___ EXTRACTED DATA ___

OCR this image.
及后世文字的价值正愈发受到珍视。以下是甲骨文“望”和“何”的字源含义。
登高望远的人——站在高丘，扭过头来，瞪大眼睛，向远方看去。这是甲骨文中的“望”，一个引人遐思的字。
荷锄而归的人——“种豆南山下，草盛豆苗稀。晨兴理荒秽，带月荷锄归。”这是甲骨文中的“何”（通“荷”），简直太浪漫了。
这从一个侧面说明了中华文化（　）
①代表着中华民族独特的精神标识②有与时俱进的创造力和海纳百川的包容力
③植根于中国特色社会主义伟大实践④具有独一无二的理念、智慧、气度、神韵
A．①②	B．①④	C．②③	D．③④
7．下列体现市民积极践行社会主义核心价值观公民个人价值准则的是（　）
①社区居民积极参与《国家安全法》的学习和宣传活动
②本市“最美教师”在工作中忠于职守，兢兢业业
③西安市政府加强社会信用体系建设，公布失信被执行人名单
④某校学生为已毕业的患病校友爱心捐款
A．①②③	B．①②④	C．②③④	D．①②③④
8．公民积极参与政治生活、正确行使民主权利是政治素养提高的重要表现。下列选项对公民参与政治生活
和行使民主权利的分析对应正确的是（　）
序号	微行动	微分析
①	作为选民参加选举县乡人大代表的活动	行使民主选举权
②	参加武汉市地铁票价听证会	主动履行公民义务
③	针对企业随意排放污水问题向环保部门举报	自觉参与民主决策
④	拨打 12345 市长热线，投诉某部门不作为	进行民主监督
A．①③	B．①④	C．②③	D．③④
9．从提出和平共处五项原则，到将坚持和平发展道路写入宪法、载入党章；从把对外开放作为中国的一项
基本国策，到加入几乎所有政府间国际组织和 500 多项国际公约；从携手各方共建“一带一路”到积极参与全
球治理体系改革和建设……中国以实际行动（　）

___

> GIVEN EXERCISE
Produce an exact copy of all the records.

> TASK RESPONSE
OCR this image.
及后世文字的价值正愈发受到珍视。以下是甲骨文“望”和“何”的字源含义。
登高望远的人——站在高丘，扭过头来，瞪大眼睛，向远方看去。这是甲骨文中的“望”，一个引人遐思的字。
荷锄而归的人——“种豆南山下，草盛豆苗稀。晨兴理荒秽，带月荷锄归。”这是甲骨文中的“何”（通“荷”），简直太浪漫了。
这从一个侧面说明了中华文化（　）
①代表着中华民族独特的精神标识②有与时俱进的创造力和海纳百川的包容力
③植根于中国特色社会主义伟大实践④具有独一无二的理念、智慧、气度、神韵
A．①②	B．①④	C．②③	D．③④
7．下列体现市民积极践行社会主义核心价值观公民个人价值准则的是（　）
①社区居民积极参与《国家安全法》的学习和宣传活动
②本市“最美教师”在工作中忠于职守，兢兢业业
③西安市政府加强社会信用体系建设，公布失信被执行人名单
④某校学生为已毕业的患病校友爱心捐款
A．①②③	B．①②④	C．②③④	D．①②③④
8．公民积极参与政治生活、正确行使民主权利是政治素养提高的重要表现。下列选项对公民参与政治生活
和行使民主权利的分析对应正确的是（　）
序号	微行动	微分析
①	作为选民参加选举县乡人大代表的活动	行使民主选举权
②	参加武汉市地铁票价听证会	主动履行公民义务
③	针对企业随意排放污水问题向环保部门举报	自觉参与民主决策
④	拨打 12345 市长热线，投诉某部门不作为	进行民主监督
A．①③	B．①④	C．②③	D．③④
9．从提出和平共处五项原则，到将坚持和平发展道路写入宪法、载入党章；从把对外开放作为中国的一项
基本国策，到加入几乎所有政府间国际组织和 500 多项国际公约；从携手各方共建“一带一路”到积极参与全
球治理体系改革和建设……中国以实际行动（　）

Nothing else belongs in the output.